*Job*. Find the lines in these entries that include the word "saxonne" and state how many there are, with no other words.

*Task input*.
====

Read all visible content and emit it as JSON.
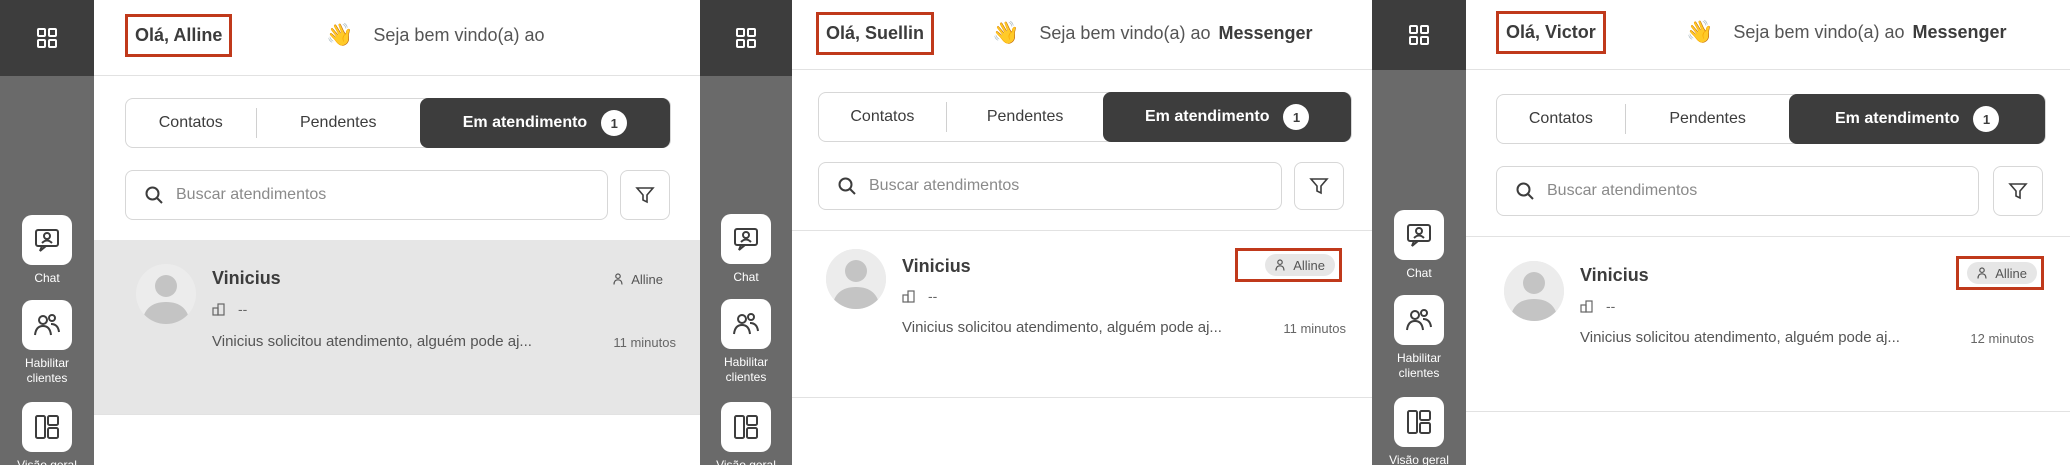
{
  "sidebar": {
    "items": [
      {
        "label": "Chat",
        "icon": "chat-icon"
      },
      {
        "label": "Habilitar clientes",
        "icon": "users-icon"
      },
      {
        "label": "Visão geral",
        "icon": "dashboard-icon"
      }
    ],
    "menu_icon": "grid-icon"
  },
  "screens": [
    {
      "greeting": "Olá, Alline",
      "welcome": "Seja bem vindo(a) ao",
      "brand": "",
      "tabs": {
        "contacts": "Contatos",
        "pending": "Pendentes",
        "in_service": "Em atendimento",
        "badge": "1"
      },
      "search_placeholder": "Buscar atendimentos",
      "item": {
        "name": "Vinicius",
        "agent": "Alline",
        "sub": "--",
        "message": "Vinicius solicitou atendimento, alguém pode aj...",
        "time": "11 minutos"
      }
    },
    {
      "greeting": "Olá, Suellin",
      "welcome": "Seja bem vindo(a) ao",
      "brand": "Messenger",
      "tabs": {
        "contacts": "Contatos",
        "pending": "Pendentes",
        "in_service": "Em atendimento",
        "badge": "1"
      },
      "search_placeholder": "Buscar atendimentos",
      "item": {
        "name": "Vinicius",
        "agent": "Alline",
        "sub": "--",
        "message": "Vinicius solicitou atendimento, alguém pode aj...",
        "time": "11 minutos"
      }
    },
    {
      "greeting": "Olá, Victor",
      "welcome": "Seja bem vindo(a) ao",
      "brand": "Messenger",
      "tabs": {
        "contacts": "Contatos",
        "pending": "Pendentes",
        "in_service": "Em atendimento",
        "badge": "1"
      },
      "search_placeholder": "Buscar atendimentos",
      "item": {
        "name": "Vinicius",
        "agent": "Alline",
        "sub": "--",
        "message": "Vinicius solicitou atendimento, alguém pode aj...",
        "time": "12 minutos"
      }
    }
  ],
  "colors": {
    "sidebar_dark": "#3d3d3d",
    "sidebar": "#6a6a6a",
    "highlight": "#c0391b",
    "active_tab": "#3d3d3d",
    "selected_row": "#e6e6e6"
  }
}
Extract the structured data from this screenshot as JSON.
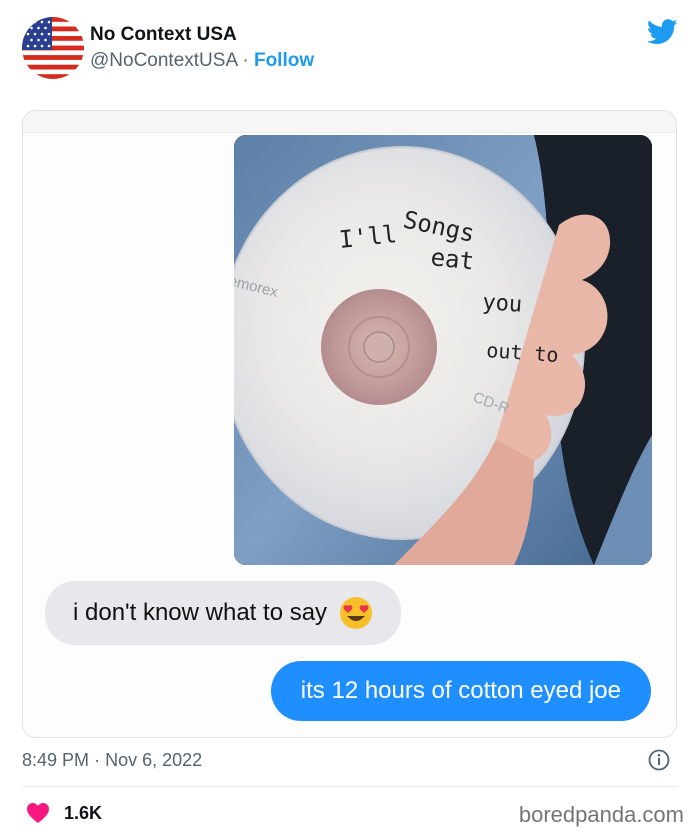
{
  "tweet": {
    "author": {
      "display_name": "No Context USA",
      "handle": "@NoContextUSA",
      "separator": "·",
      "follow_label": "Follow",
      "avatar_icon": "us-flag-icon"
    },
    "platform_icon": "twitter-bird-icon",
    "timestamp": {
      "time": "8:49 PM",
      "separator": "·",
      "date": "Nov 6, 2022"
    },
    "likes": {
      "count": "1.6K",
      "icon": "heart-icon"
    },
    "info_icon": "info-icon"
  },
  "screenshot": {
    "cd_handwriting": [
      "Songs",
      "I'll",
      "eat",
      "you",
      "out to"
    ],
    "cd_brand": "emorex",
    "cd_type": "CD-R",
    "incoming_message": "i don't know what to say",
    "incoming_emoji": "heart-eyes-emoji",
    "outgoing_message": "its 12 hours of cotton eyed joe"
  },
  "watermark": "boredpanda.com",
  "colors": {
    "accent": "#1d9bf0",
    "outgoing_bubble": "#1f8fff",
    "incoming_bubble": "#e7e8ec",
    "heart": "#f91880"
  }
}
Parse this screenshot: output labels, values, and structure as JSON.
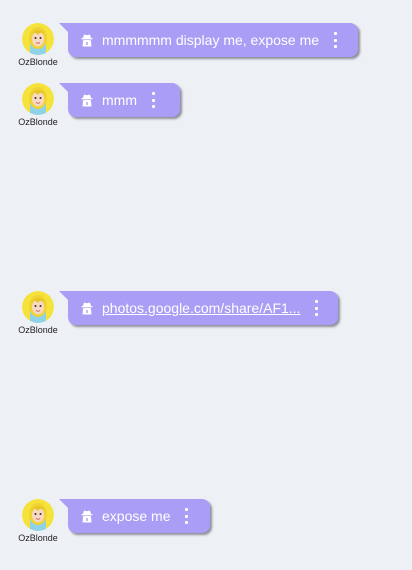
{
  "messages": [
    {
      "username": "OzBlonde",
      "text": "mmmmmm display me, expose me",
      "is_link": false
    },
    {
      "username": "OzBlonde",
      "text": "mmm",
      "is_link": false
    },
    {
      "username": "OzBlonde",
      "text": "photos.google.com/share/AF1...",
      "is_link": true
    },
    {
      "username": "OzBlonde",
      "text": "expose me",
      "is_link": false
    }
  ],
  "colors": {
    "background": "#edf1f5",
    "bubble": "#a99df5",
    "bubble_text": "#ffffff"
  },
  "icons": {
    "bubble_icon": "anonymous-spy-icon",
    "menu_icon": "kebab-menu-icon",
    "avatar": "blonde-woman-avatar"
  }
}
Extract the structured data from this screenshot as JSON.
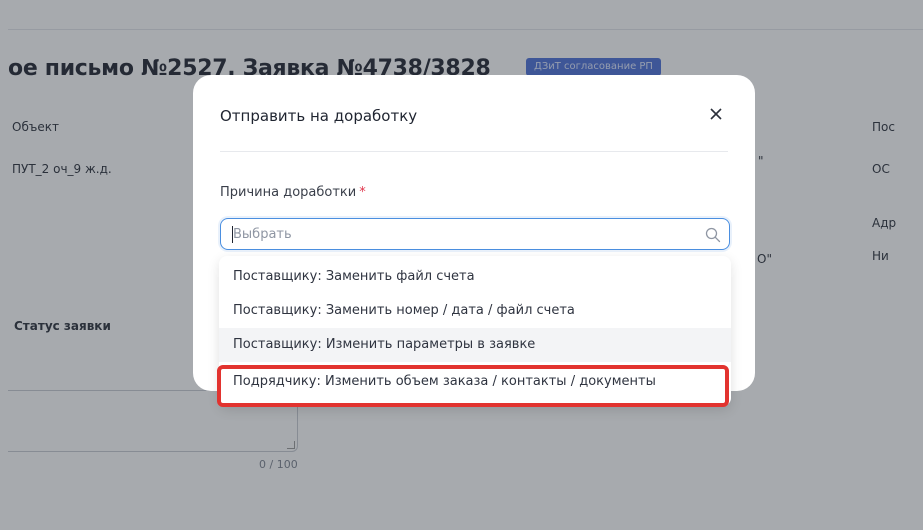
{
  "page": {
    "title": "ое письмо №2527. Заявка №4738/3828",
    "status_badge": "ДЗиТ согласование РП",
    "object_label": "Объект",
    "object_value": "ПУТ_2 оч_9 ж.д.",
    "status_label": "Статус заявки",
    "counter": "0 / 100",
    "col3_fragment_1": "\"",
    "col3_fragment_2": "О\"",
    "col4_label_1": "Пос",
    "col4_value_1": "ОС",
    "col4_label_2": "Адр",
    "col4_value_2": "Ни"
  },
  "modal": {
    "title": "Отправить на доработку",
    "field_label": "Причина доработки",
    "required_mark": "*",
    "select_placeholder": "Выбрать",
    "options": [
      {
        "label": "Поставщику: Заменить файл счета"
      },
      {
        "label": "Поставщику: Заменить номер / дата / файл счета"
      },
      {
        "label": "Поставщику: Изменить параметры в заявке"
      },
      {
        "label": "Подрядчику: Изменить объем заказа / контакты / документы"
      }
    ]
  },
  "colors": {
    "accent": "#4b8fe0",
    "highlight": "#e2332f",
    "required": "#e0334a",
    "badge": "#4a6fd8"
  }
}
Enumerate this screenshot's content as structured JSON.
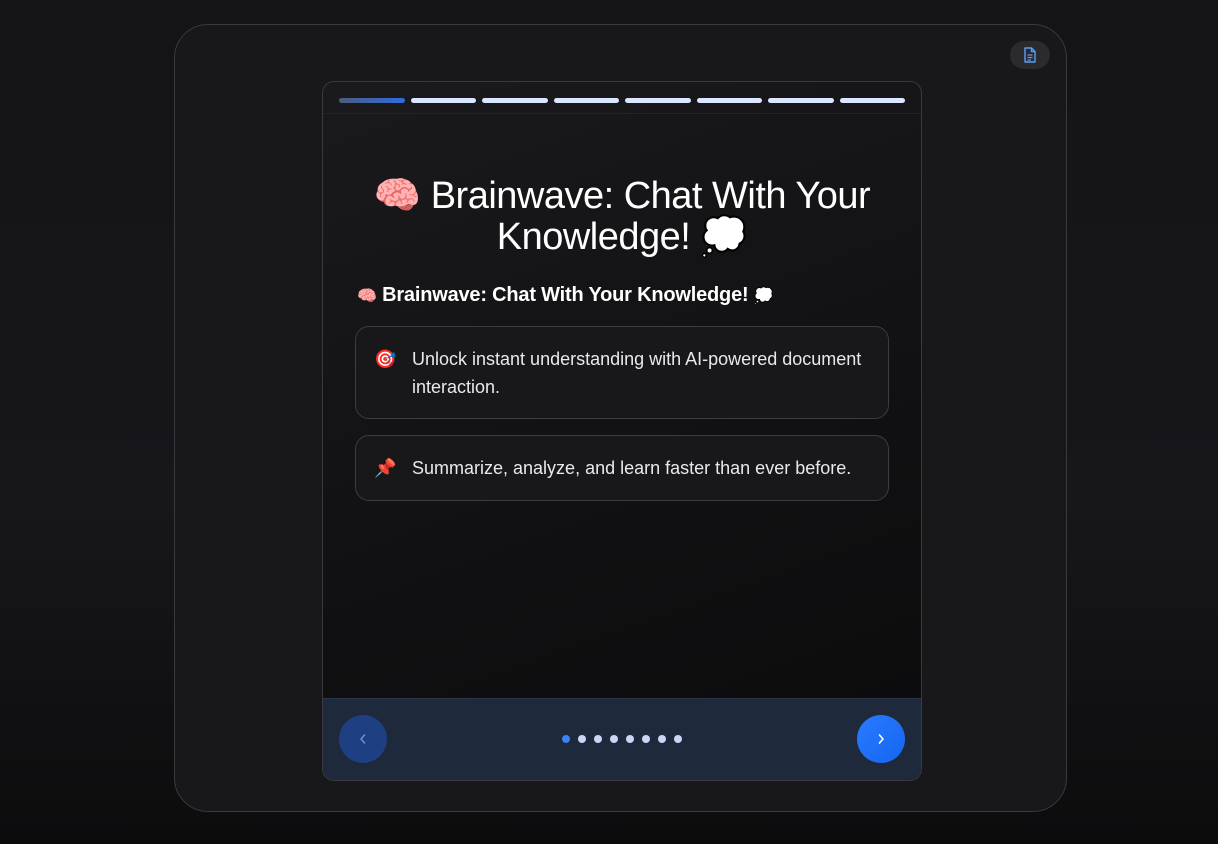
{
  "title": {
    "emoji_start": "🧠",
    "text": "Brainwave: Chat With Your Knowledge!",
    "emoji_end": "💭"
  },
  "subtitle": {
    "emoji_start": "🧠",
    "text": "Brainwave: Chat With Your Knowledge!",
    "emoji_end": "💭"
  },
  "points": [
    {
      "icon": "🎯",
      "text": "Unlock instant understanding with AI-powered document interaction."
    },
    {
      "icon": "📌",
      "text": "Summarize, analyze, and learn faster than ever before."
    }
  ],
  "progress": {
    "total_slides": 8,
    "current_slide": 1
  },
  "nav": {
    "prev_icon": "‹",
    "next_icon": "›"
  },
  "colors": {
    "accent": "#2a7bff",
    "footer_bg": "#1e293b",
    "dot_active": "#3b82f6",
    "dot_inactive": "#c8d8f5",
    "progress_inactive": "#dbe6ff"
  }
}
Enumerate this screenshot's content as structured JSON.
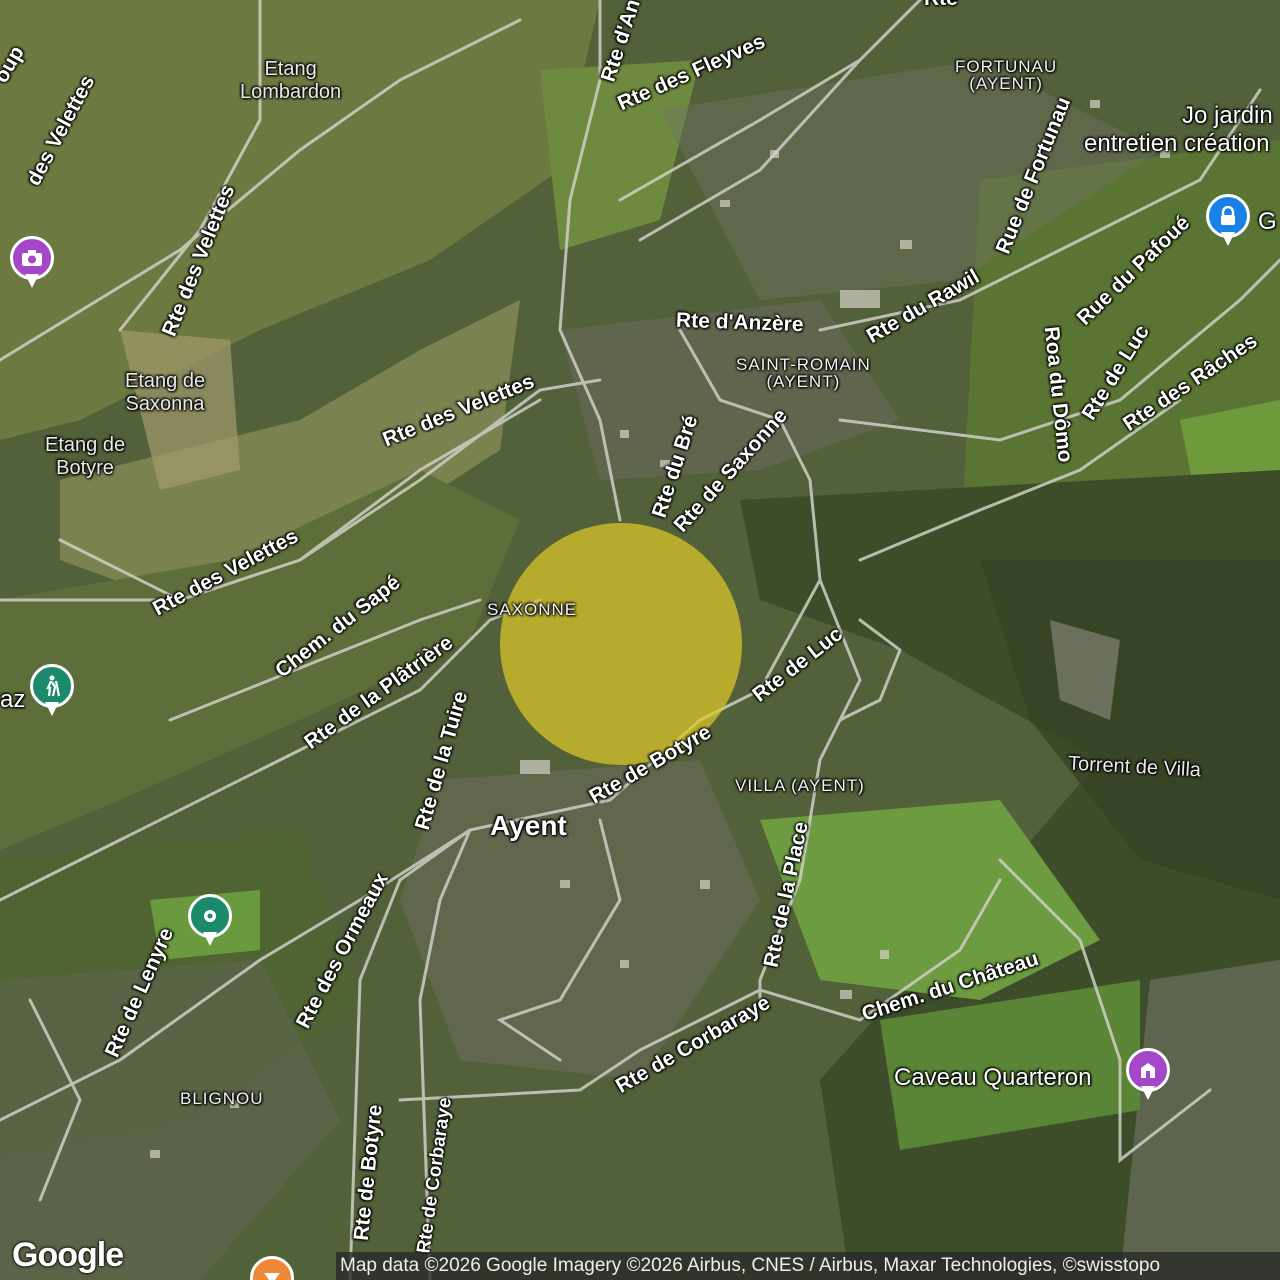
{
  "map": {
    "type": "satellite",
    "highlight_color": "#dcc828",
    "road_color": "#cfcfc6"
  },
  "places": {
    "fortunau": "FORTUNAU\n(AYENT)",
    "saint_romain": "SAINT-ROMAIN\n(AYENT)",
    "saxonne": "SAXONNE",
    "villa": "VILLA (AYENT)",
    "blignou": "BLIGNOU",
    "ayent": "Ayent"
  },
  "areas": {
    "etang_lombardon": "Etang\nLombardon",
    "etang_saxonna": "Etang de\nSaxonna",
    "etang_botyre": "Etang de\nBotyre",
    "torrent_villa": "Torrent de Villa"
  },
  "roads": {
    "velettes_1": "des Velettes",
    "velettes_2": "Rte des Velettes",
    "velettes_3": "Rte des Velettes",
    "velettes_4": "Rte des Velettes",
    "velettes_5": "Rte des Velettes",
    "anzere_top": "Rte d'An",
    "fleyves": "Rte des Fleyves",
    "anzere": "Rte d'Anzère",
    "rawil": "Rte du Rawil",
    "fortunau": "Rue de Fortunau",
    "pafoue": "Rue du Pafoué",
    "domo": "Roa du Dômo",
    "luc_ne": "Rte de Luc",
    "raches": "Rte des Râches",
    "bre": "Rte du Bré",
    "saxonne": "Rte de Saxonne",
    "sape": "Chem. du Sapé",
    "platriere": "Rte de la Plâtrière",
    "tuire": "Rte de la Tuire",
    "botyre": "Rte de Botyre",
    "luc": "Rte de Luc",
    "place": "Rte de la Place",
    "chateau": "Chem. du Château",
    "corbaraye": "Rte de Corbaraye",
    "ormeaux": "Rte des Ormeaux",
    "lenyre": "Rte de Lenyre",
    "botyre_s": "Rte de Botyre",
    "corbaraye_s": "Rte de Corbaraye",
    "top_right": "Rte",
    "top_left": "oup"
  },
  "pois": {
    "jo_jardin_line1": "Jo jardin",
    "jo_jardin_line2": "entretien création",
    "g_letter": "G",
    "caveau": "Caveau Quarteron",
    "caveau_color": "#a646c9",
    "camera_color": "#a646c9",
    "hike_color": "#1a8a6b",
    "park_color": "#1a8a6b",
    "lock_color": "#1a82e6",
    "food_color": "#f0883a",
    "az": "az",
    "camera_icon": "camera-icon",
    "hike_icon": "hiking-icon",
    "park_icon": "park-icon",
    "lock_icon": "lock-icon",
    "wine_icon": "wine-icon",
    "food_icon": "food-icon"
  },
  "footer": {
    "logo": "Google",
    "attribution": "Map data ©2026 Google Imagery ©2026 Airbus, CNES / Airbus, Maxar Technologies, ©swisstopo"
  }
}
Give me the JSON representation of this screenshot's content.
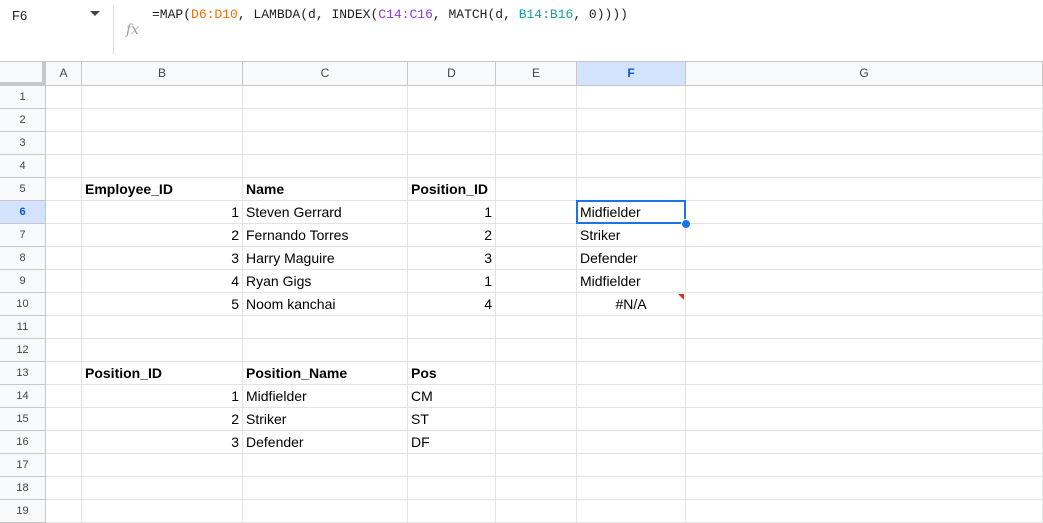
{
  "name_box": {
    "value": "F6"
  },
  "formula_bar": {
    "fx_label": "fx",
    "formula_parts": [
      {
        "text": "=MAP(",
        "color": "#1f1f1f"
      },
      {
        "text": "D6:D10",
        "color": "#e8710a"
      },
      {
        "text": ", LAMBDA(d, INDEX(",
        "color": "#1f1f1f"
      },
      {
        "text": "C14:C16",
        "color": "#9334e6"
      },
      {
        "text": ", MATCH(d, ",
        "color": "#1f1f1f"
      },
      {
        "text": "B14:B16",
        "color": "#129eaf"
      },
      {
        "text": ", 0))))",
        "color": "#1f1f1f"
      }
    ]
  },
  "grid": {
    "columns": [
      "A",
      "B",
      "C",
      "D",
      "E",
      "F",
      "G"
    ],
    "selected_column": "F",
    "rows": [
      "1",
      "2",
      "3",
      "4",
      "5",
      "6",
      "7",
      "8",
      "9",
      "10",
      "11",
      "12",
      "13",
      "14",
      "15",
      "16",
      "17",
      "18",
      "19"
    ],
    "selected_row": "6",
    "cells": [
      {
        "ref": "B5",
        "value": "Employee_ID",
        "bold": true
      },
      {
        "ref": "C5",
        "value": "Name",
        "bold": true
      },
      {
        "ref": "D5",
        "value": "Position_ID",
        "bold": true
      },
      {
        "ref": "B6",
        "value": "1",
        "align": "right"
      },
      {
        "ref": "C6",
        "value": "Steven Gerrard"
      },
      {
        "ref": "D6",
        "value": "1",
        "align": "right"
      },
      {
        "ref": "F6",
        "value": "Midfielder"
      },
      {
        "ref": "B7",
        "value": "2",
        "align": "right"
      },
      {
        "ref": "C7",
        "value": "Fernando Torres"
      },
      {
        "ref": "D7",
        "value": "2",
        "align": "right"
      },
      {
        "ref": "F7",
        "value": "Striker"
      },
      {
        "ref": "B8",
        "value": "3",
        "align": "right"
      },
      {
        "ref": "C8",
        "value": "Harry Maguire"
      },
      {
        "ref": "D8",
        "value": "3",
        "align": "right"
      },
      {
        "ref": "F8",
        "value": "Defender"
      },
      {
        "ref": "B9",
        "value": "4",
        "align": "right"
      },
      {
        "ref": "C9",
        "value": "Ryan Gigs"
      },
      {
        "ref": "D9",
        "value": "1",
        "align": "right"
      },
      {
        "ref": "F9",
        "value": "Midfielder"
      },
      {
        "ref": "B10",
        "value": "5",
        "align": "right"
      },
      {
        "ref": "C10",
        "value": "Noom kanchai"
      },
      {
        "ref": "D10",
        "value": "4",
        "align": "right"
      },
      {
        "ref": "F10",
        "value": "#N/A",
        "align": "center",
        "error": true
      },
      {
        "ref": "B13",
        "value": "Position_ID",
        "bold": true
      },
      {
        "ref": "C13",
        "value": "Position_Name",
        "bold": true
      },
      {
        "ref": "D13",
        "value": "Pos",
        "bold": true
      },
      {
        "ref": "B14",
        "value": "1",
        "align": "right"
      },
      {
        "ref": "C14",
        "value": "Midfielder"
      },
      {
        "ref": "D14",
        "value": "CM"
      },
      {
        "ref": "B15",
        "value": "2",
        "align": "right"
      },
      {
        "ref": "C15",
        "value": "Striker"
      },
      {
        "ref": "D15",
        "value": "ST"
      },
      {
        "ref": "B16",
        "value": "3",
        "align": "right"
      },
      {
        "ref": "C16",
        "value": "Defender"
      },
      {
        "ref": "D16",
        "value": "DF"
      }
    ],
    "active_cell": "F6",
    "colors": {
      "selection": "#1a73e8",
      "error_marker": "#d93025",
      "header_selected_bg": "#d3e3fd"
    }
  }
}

====

*Response to this exercise*. 2